◆ What you need to do
Output each entry that follows exactly. Images stay out.

(Data excerpts)
---*---
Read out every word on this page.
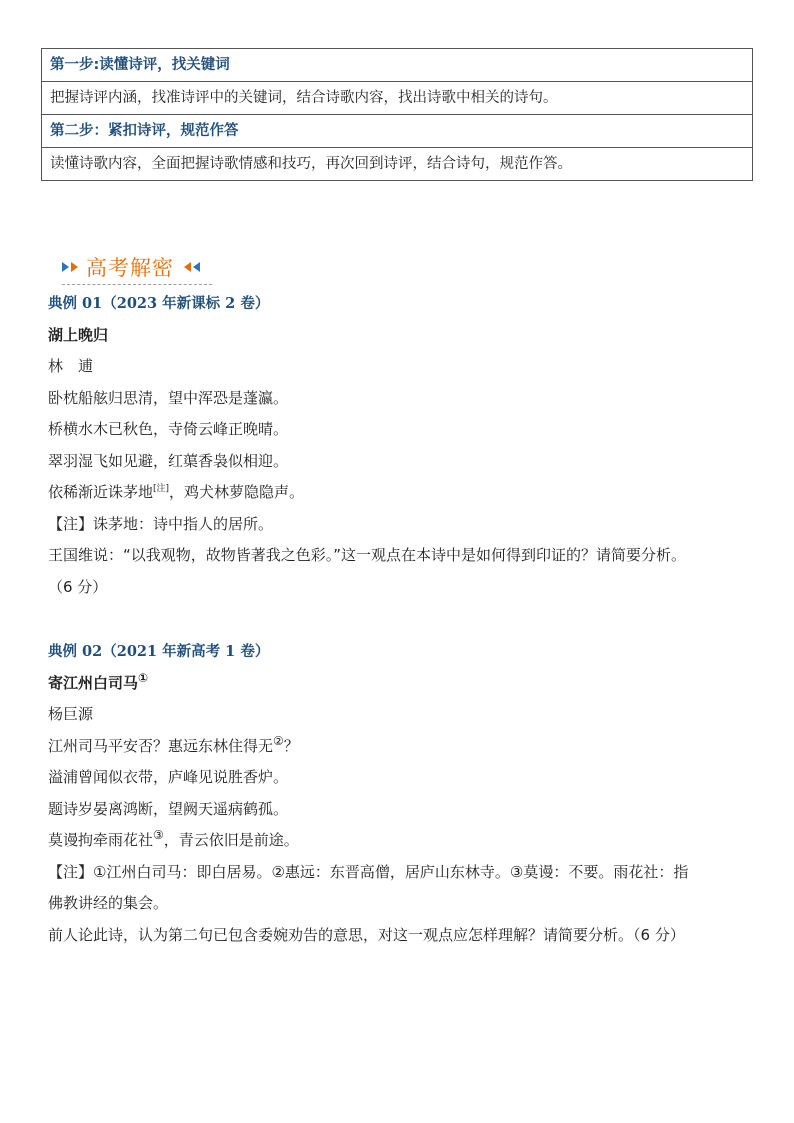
第一步:读懂诗评，找关键词
把握诗评内涵，找准诗评中的关键词，结合诗歌内容，找出诗歌中相关的诗句。
第二步：紧扣诗评，规范作答
读懂诗歌内容，全面把握诗歌情感和技巧，再次回到诗评，结合诗句，规范作答。
高考解密
典例 01（2023 年新课标 2 卷）
湖上晚归
林　逋
卧枕船舷归思清，望中浑恐是蓬瀛。
桥横水木已秋色，寺倚云峰正晚晴。
翠羽湿飞如见避，红蕖香袅似相迎。
依稀渐近诛茅地[注]，鸡犬林萝隐隐声。
【注】诛茅地：诗中指人的居所。
王国维说：“以我观物，故物皆著我之色彩。”这一观点在本诗中是如何得到印证的？请简要分析。
（6 分）
典例 02（2021 年新高考 1 卷）
寄江州白司马①
杨巨源
江州司马平安否？惠远东林住得无②？
溢浦曾闻似衣带，庐峰见说胜香炉。
题诗岁晏离鸿断，望阙天遥病鹤孤。
莫谩拘牵雨花社③，青云依旧是前途。
【注】①江州白司马：即白居易。②惠远：东晋高僧，居庐山东林寺。③莫谩：不要。雨花社：指
佛教讲经的集会。
前人论此诗，认为第二句已包含委婉劝告的意思，对这一观点应怎样理解？请简要分析。（6 分）
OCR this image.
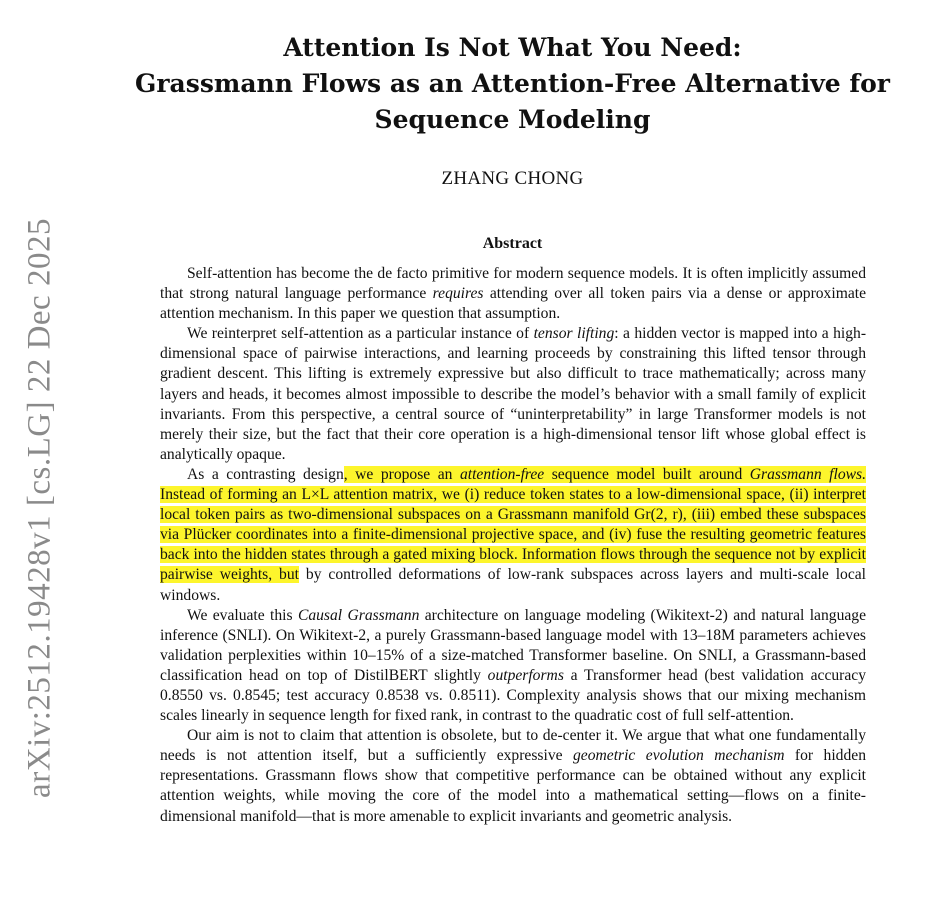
arXiv:2512.19428v1 [cs.LG] 22 Dec 2025
Attention Is Not What You Need:
Grassmann Flows as an Attention-Free Alternative for
Sequence Modeling
ZHANG CHONG
Abstract

Self-attention has become the de facto primitive for modern sequence models. It is often implicitly assumed that strong natural language performance requires attending over all token pairs via a dense or approximate attention mechanism. In this paper we question that assumption.

We reinterpret self-attention as a particular instance of tensor lifting: a hidden vector is mapped into a high-dimensional space of pairwise interactions, and learning proceeds by constraining this lifted tensor through gradient descent. This lifting is extremely expressive but also difficult to trace mathematically; across many layers and heads, it becomes almost impossible to describe the model’s behavior with a small family of explicit invariants. From this perspective, a central source of “uninterpretability” in large Transformer models is not merely their size, but the fact that their core operation is a high-dimensional tensor lift whose global effect is analytically opaque.

As a contrasting design, we propose an attention-free sequence model built around Grassmann flows. Instead of forming an L×L attention matrix, we (i) reduce token states to a low-dimensional space, (ii) interpret local token pairs as two-dimensional subspaces on a Grassmann manifold Gr(2, r), (iii) embed these subspaces via Plücker coordinates into a finite-dimensional projective space, and (iv) fuse the resulting geometric features back into the hidden states through a gated mixing block. Information flows through the sequence not by explicit pairwise weights, but by controlled deformations of low-rank subspaces across layers and multi-scale local windows.

We evaluate this Causal Grassmann architecture on language modeling (Wikitext-2) and natural language inference (SNLI). On Wikitext-2, a purely Grassmann-based language model with 13–18M parameters achieves validation perplexities within 10–15% of a size-matched Transformer baseline. On SNLI, a Grassmann-based classification head on top of DistilBERT slightly outperforms a Transformer head (best validation accuracy 0.8550 vs. 0.8545; test accuracy 0.8538 vs. 0.8511). Complexity analysis shows that our mixing mechanism scales linearly in sequence length for fixed rank, in contrast to the quadratic cost of full self-attention.

Our aim is not to claim that attention is obsolete, but to de-center it. We argue that what one fundamentally needs is not attention itself, but a sufficiently expressive geometric evolution mechanism for hidden representations. Grassmann flows show that competitive performance can be obtained without any explicit attention weights, while moving the core of the model into a mathematical setting—flows on a finite-dimensional manifold—that is more amenable to explicit invariants and geometric analysis.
---*---
◆ Task solution
Read out every word on this page.
第一步:读懂诗评，找关键词
把握诗评内涵，找准诗评中的关键词，结合诗歌内容，找出诗歌中相关的诗句。
第二步：紧扣诗评，规范作答
读懂诗歌内容，全面把握诗歌情感和技巧，再次回到诗评，结合诗句，规范作答。
高考解密
典例 01（2023 年新课标 2 卷）
湖上晚归
林　逋
卧枕船舷归思清，望中浑恐是蓬瀛。
桥横水木已秋色，寺倚云峰正晚晴。
翠羽湿飞如见避，红蕖香袅似相迎。
依稀渐近诛茅地[注]，鸡犬林萝隐隐声。
【注】诛茅地：诗中指人的居所。
王国维说：“以我观物，故物皆著我之色彩。”这一观点在本诗中是如何得到印证的？请简要分析。
（6 分）
典例 02（2021 年新高考 1 卷）
寄江州白司马①
杨巨源
江州司马平安否？惠远东林住得无②？
溢浦曾闻似衣带，庐峰见说胜香炉。
题诗岁晏离鸿断，望阙天遥病鹤孤。
莫谩拘牵雨花社③，青云依旧是前途。
【注】①江州白司马：即白居易。②惠远：东晋高僧，居庐山东林寺。③莫谩：不要。雨花社：指
佛教讲经的集会。
前人论此诗，认为第二句已包含委婉劝告的意思，对这一观点应怎样理解？请简要分析。（6 分）
OCR this image.
arXiv:2512.19428v1 [cs.LG] 22 Dec 2025
Attention Is Not What You Need:
Grassmann Flows as an Attention-Free Alternative for
Sequence Modeling
ZHANG CHONG
Abstract

Self-attention has become the de facto primitive for modern sequence models. It is often implicitly assumed that strong natural language performance requires attending over all token pairs via a dense or approximate attention mechanism. In this paper we question that assumption.

We reinterpret self-attention as a particular instance of tensor lifting: a hidden vector is mapped into a high-dimensional space of pairwise interactions, and learning proceeds by constraining this lifted tensor through gradient descent. This lifting is extremely expressive but also difficult to trace mathematically; across many layers and heads, it becomes almost impossible to describe the model’s behavior with a small family of explicit invariants. From this perspective, a central source of “uninterpretability” in large Transformer models is not merely their size, but the fact that their core operation is a high-dimensional tensor lift whose global effect is analytically opaque.

As a contrasting design, we propose an attention-free sequence model built around Grassmann flows. Instead of forming an L×L attention matrix, we (i) reduce token states to a low-dimensional space, (ii) interpret local token pairs as two-dimensional subspaces on a Grassmann manifold Gr(2, r), (iii) embed these subspaces via Plücker coordinates into a finite-dimensional projective space, and (iv) fuse the resulting geometric features back into the hidden states through a gated mixing block. Information flows through the sequence not by explicit pairwise weights, but by controlled deformations of low-rank subspaces across layers and multi-scale local windows.

We evaluate this Causal Grassmann architecture on language modeling (Wikitext-2) and natural language inference (SNLI). On Wikitext-2, a purely Grassmann-based language model with 13–18M parameters achieves validation perplexities within 10–15% of a size-matched Transformer baseline. On SNLI, a Grassmann-based classification head on top of DistilBERT slightly outperforms a Transformer head (best validation accuracy 0.8550 vs. 0.8545; test accuracy 0.8538 vs. 0.8511). Complexity analysis shows that our mixing mechanism scales linearly in sequence length for fixed rank, in contrast to the quadratic cost of full self-attention.

Our aim is not to claim that attention is obsolete, but to de-center it. We argue that what one fundamentally needs is not attention itself, but a sufficiently expressive geometric evolution mechanism for hidden representations. Grassmann flows show that competitive performance can be obtained without any explicit attention weights, while moving the core of the model into a mathematical setting—flows on a finite-dimensional manifold—that is more amenable to explicit invariants and geometric analysis.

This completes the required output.